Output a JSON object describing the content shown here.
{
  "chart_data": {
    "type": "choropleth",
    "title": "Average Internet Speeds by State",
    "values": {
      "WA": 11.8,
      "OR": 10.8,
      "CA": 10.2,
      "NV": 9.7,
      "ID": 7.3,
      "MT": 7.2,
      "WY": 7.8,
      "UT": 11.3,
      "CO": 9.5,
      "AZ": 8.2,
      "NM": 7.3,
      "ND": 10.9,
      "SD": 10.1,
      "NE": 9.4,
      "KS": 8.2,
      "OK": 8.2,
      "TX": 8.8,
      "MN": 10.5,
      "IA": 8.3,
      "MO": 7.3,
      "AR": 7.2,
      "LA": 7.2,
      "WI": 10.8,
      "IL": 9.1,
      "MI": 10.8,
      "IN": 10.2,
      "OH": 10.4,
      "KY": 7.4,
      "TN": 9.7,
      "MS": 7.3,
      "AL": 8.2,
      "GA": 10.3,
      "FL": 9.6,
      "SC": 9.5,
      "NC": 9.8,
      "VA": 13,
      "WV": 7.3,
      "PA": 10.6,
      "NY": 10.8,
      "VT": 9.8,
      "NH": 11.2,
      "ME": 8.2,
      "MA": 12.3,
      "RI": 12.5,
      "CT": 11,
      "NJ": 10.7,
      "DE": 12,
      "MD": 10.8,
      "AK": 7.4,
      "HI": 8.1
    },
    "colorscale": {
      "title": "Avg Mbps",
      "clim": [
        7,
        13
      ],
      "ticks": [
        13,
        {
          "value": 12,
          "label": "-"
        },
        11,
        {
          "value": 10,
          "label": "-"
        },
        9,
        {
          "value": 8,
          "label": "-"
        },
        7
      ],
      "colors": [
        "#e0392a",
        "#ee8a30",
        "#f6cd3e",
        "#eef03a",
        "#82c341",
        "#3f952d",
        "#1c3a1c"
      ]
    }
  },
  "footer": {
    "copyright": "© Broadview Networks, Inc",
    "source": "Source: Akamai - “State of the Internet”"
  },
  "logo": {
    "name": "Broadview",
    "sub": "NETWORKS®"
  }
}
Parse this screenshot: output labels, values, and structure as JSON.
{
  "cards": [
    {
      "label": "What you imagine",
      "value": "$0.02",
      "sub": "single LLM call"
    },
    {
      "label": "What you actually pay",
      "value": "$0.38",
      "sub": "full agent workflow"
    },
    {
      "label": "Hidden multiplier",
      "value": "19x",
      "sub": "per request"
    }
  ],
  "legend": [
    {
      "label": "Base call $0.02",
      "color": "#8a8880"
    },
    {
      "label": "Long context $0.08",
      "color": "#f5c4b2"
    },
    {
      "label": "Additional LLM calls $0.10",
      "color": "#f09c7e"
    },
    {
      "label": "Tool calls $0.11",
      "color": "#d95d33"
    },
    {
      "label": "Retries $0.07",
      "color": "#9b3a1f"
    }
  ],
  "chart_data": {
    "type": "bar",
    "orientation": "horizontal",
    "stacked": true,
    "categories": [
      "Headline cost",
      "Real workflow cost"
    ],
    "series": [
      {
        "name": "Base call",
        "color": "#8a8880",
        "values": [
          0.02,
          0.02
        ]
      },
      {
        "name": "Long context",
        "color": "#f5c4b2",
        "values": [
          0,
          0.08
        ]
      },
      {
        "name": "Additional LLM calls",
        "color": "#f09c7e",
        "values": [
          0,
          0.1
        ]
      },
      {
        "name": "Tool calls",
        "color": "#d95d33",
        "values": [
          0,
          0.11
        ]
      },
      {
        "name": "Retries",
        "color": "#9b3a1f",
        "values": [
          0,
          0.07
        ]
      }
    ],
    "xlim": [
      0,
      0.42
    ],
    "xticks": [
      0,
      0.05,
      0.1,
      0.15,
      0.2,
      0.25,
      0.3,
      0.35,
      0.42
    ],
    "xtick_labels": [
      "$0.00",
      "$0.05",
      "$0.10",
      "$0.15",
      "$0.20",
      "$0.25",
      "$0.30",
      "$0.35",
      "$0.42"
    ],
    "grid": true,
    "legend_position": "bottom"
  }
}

● Given instruction: Copy out all of the records above with nothing altered.

● Complete response:
Output a JSON object describing the content shown here.
{
  "chart_data": {
    "type": "choropleth",
    "title": "Average Internet Speeds by State",
    "values": {
      "WA": 11.8,
      "OR": 10.8,
      "CA": 10.2,
      "NV": 9.7,
      "ID": 7.3,
      "MT": 7.2,
      "WY": 7.8,
      "UT": 11.3,
      "CO": 9.5,
      "AZ": 8.2,
      "NM": 7.3,
      "ND": 10.9,
      "SD": 10.1,
      "NE": 9.4,
      "KS": 8.2,
      "OK": 8.2,
      "TX": 8.8,
      "MN": 10.5,
      "IA": 8.3,
      "MO": 7.3,
      "AR": 7.2,
      "LA": 7.2,
      "WI": 10.8,
      "IL": 9.1,
      "MI": 10.8,
      "IN": 10.2,
      "OH": 10.4,
      "KY": 7.4,
      "TN": 9.7,
      "MS": 7.3,
      "AL": 8.2,
      "GA": 10.3,
      "FL": 9.6,
      "SC": 9.5,
      "NC": 9.8,
      "VA": 13,
      "WV": 7.3,
      "PA": 10.6,
      "NY": 10.8,
      "VT": 9.8,
      "NH": 11.2,
      "ME": 8.2,
      "MA": 12.3,
      "RI": 12.5,
      "CT": 11,
      "NJ": 10.7,
      "DE": 12,
      "MD": 10.8,
      "AK": 7.4,
      "HI": 8.1
    },
    "colorscale": {
      "title": "Avg Mbps",
      "clim": [
        7,
        13
      ],
      "ticks": [
        13,
        {
          "value": 12,
          "label": "-"
        },
        11,
        {
          "value": 10,
          "label": "-"
        },
        9,
        {
          "value": 8,
          "label": "-"
        },
        7
      ],
      "colors": [
        "#e0392a",
        "#ee8a30",
        "#f6cd3e",
        "#eef03a",
        "#82c341",
        "#3f952d",
        "#1c3a1c"
      ]
    }
  },
  "footer": {
    "copyright": "© Broadview Networks, Inc",
    "source": "Source: Akamai - “State of the Internet”"
  },
  "logo": {
    "name": "Broadview",
    "sub": "NETWORKS®"
  }
}
Parse this screenshot: output labels, values, and structure as JSON.
{
  "cards": [
    {
      "label": "What you imagine",
      "value": "$0.02",
      "sub": "single LLM call"
    },
    {
      "label": "What you actually pay",
      "value": "$0.38",
      "sub": "full agent workflow"
    },
    {
      "label": "Hidden multiplier",
      "value": "19x",
      "sub": "per request"
    }
  ],
  "legend": [
    {
      "label": "Base call $0.02",
      "color": "#8a8880"
    },
    {
      "label": "Long context $0.08",
      "color": "#f5c4b2"
    },
    {
      "label": "Additional LLM calls $0.10",
      "color": "#f09c7e"
    },
    {
      "label": "Tool calls $0.11",
      "color": "#d95d33"
    },
    {
      "label": "Retries $0.07",
      "color": "#9b3a1f"
    }
  ],
  "chart_data": {
    "type": "bar",
    "orientation": "horizontal",
    "stacked": true,
    "categories": [
      "Headline cost",
      "Real workflow cost"
    ],
    "series": [
      {
        "name": "Base call",
        "color": "#8a8880",
        "values": [
          0.02,
          0.02
        ]
      },
      {
        "name": "Long context",
        "color": "#f5c4b2",
        "values": [
          0,
          0.08
        ]
      },
      {
        "name": "Additional LLM calls",
        "color": "#f09c7e",
        "values": [
          0,
          0.1
        ]
      },
      {
        "name": "Tool calls",
        "color": "#d95d33",
        "values": [
          0,
          0.11
        ]
      },
      {
        "name": "Retries",
        "color": "#9b3a1f",
        "values": [
          0,
          0.07
        ]
      }
    ],
    "xlim": [
      0,
      0.42
    ],
    "xticks": [
      0,
      0.05,
      0.1,
      0.15,
      0.2,
      0.25,
      0.3,
      0.35,
      0.42
    ],
    "xtick_labels": [
      "$0.00",
      "$0.05",
      "$0.10",
      "$0.15",
      "$0.20",
      "$0.25",
      "$0.30",
      "$0.35",
      "$0.42"
    ],
    "grid": true,
    "legend_position": "bottom"
  }
}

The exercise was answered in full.